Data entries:
··········

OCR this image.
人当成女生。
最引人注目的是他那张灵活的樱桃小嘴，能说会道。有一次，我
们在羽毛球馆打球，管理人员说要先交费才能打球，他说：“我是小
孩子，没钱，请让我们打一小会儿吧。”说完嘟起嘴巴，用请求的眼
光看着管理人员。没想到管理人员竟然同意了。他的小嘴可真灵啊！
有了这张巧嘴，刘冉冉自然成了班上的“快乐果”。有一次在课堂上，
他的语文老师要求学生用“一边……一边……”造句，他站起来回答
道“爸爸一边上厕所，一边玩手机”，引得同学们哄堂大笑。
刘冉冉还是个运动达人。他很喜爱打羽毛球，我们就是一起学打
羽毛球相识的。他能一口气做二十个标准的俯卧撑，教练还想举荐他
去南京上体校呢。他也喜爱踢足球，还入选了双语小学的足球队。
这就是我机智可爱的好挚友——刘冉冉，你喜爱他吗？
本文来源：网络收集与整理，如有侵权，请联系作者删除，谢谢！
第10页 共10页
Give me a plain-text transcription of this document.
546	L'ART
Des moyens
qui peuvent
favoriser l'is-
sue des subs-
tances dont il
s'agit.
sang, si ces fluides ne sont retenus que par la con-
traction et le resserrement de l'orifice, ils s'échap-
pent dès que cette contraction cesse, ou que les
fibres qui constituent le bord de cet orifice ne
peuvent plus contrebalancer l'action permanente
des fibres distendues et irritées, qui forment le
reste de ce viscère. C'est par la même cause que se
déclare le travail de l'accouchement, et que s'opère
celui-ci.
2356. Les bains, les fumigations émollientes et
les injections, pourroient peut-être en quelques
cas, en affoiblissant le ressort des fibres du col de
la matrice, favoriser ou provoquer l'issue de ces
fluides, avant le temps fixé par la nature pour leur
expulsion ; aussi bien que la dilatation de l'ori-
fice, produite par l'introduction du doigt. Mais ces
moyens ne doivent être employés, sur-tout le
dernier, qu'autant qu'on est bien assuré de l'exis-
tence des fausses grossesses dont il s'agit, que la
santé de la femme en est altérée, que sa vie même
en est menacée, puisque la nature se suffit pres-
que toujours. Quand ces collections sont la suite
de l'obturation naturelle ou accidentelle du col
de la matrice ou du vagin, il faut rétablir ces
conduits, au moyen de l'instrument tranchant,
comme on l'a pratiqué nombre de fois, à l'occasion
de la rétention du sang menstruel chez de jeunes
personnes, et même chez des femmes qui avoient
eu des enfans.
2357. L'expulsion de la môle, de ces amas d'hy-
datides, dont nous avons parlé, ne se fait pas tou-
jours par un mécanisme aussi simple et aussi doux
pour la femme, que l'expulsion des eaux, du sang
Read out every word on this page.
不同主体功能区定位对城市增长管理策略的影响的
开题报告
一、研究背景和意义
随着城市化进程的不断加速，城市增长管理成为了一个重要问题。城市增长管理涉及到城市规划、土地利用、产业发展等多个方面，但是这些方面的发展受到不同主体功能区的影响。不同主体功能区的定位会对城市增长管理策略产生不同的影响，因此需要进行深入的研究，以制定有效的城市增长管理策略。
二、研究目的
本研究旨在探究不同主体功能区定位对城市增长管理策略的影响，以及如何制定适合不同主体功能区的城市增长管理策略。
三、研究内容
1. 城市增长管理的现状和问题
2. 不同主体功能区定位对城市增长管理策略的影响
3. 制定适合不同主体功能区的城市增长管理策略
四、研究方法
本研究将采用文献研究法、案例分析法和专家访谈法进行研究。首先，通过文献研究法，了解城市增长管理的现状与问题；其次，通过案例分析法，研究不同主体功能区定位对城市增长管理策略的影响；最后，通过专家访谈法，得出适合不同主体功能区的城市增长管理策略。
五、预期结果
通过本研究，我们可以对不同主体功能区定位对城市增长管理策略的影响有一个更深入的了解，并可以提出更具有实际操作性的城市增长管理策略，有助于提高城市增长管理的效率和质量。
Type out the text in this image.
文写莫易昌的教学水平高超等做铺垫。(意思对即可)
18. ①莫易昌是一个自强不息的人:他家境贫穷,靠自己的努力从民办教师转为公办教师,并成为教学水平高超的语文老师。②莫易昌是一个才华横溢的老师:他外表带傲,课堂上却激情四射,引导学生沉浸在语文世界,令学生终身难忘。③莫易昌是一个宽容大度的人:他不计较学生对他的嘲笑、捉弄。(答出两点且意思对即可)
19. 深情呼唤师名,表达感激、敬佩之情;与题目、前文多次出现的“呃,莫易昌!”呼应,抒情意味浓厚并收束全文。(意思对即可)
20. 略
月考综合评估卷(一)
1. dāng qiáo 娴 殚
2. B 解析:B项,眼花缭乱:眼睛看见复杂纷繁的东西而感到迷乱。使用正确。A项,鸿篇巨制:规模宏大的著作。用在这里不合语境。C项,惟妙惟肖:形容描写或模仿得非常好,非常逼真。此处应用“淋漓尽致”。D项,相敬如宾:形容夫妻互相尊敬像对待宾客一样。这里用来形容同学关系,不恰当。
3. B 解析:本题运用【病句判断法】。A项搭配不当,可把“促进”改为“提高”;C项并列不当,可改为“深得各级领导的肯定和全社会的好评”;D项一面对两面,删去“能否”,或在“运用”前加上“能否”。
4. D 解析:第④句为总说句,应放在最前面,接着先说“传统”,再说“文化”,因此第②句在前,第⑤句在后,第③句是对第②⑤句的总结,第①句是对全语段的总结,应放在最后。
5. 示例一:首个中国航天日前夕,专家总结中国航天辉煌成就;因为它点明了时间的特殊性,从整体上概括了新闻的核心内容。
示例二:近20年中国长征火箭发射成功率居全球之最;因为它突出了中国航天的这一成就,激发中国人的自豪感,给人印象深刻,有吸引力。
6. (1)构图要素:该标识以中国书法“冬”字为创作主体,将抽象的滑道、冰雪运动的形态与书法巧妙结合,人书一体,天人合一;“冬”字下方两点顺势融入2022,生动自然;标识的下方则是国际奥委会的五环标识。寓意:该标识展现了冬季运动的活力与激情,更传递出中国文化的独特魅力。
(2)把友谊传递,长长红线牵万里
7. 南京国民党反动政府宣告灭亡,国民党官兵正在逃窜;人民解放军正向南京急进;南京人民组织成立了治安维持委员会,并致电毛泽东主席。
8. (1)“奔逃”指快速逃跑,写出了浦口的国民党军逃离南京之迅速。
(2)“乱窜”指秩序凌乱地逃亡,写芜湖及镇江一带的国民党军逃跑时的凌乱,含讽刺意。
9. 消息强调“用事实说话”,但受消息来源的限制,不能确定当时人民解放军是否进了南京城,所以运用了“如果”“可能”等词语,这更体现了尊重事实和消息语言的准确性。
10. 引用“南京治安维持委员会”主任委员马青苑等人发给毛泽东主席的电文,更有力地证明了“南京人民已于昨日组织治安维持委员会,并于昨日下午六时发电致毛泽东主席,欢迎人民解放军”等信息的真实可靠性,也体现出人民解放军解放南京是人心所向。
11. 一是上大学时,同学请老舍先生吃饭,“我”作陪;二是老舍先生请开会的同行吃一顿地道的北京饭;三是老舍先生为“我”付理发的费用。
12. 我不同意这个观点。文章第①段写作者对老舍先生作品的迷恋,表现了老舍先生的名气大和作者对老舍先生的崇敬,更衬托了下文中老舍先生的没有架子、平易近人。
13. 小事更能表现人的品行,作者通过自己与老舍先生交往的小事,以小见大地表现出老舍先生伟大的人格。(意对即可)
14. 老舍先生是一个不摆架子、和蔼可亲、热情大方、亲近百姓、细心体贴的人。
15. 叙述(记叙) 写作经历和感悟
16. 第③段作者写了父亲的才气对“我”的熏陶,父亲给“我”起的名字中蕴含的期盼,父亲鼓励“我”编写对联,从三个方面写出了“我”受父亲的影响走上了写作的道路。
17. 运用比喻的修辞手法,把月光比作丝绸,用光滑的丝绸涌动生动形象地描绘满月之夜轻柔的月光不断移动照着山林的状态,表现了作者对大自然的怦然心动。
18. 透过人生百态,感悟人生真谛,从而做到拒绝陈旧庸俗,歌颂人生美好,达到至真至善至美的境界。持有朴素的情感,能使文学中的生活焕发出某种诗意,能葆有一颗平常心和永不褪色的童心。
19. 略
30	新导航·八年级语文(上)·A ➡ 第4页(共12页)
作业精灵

··········

_Given problem:_
Read the entries and select each line where the word "agit" is found.

_Reply:_
s'agit.
tence des fausses grossesses dont il s'agit, que la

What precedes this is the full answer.